◆ EXERCISE DIRECTIONS:
Check each line of the records below and collect those that include the word "eyes".

-- Begin RECORDS SHOWN --

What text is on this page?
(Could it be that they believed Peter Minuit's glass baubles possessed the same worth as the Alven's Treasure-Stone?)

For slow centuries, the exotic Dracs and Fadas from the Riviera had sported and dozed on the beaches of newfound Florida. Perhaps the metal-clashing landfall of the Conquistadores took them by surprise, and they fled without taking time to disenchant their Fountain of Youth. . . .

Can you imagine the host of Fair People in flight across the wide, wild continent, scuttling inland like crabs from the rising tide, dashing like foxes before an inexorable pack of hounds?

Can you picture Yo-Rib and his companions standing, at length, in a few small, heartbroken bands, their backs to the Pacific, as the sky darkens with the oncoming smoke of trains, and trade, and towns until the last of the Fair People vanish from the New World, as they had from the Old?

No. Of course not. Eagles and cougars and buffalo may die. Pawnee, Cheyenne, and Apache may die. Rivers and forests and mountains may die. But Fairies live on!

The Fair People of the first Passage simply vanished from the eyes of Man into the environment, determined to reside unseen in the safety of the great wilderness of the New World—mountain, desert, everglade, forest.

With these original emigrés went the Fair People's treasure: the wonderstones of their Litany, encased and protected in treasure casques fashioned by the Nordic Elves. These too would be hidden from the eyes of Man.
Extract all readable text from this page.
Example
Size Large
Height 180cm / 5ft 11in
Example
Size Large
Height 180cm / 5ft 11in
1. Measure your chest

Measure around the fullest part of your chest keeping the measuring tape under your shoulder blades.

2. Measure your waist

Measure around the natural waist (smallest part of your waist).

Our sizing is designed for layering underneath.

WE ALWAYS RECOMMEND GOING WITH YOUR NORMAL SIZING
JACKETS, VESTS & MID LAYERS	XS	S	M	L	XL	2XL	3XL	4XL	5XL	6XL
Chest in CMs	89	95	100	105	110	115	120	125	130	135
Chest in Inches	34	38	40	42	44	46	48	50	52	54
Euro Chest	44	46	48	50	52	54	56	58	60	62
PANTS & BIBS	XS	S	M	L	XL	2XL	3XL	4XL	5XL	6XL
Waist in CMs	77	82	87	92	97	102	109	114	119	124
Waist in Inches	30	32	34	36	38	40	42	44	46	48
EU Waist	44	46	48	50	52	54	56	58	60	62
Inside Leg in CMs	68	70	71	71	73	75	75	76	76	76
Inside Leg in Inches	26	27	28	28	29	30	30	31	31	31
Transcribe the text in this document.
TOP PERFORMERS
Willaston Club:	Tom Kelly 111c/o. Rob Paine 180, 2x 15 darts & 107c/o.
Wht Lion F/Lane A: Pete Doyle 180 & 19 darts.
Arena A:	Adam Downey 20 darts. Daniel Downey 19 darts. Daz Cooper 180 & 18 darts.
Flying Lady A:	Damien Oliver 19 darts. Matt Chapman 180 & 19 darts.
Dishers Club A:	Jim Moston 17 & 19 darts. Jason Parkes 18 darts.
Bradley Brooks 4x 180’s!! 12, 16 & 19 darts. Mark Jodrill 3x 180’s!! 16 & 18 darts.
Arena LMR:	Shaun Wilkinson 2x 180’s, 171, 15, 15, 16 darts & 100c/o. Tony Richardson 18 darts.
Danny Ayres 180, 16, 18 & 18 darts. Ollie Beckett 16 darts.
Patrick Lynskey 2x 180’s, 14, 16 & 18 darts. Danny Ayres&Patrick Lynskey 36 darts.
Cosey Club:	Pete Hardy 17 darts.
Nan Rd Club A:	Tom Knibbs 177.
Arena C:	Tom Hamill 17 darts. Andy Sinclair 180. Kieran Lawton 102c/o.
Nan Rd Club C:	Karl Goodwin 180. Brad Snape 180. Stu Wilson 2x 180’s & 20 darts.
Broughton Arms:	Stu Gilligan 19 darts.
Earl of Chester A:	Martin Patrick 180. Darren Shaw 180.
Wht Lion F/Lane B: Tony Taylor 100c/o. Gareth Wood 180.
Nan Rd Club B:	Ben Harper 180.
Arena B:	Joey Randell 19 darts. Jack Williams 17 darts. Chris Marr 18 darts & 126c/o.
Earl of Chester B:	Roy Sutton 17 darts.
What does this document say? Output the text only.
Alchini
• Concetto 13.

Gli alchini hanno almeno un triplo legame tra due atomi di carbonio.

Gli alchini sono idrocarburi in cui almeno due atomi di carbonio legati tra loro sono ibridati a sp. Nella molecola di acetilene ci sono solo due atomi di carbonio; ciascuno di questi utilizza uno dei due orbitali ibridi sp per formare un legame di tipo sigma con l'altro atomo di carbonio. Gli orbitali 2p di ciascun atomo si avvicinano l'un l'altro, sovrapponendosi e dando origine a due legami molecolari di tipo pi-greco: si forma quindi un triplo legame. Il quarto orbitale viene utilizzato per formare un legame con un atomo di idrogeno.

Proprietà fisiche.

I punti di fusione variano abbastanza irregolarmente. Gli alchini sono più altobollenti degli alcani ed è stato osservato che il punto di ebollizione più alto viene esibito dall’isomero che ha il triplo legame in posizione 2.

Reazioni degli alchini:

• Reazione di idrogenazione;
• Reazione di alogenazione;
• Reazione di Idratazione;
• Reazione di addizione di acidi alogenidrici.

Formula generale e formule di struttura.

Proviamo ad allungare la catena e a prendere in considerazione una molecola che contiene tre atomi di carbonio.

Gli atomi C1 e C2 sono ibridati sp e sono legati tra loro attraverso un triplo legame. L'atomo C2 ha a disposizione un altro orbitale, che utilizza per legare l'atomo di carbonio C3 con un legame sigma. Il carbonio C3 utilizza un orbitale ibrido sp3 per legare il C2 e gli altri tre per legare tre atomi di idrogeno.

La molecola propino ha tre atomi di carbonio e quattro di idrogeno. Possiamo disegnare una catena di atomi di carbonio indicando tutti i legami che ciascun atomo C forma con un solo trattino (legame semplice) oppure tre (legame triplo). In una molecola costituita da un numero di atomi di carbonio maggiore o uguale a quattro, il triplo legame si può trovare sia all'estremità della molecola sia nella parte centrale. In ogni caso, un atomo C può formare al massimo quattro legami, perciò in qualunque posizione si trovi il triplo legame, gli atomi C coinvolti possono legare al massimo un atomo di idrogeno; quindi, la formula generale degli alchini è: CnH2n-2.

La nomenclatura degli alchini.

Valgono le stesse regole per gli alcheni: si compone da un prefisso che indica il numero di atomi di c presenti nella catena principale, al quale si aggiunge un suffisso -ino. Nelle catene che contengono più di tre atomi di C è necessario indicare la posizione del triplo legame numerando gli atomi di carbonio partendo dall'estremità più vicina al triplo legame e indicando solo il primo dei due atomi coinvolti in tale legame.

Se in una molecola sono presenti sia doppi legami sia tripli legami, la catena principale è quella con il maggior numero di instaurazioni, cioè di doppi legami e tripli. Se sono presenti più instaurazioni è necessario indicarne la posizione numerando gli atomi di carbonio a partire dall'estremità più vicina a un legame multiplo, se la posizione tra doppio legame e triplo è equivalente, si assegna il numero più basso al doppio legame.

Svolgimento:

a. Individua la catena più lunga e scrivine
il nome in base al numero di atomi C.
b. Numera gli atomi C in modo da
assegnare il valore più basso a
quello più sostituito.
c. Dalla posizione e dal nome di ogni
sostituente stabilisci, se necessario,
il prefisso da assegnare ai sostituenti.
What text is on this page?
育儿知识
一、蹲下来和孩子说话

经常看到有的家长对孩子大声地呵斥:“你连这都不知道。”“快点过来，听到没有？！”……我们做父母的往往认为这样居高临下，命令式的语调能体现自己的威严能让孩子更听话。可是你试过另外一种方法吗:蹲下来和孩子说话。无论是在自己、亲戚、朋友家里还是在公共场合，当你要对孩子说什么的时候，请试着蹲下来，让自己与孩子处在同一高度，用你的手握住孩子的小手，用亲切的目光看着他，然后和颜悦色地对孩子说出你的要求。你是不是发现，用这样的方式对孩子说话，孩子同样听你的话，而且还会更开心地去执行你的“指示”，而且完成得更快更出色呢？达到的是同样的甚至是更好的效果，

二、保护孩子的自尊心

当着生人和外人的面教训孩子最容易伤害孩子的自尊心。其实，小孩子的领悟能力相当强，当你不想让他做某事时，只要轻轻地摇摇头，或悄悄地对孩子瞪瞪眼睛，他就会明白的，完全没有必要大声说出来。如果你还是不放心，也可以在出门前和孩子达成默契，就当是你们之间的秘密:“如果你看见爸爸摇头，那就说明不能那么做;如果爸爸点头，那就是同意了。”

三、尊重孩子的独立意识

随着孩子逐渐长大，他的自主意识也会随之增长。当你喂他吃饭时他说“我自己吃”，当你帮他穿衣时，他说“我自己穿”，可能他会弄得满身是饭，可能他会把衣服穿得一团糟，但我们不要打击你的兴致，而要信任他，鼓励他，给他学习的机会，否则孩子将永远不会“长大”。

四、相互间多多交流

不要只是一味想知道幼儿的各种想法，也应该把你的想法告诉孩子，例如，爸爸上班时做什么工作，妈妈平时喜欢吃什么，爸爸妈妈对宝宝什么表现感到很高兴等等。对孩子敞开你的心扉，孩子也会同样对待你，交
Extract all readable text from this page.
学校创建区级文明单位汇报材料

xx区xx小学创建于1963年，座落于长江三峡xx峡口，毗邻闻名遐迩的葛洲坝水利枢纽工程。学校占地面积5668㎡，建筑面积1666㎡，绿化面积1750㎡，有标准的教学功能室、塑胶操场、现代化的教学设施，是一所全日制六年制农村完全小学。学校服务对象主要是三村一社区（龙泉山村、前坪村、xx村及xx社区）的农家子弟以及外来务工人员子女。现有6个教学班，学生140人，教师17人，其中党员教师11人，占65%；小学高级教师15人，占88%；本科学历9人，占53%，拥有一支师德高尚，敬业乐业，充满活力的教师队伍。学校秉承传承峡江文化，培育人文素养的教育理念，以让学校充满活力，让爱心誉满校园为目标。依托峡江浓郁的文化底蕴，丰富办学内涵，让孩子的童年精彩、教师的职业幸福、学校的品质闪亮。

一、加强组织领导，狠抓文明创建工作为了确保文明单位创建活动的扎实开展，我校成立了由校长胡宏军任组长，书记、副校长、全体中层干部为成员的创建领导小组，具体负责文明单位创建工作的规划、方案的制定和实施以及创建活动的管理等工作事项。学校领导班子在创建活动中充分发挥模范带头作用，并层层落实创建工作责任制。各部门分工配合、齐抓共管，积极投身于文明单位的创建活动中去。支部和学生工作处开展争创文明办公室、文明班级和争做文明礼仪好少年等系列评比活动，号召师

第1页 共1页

-- End RECORDS SHOWN --

◆ ANSWER BELOW:
The Fair People of the first Passage simply vanished from the eyes of Man into the environment, determined to reside unseen in the safety of the great wilderness of the New World—mountain, desert, everglade, forest.
With these original emigrés went the Fair People's treasure: the wonderstones of their Litany, encased and protected in treasure casques fashioned by the Nordic Elves. These too would be hidden from the eyes of Man.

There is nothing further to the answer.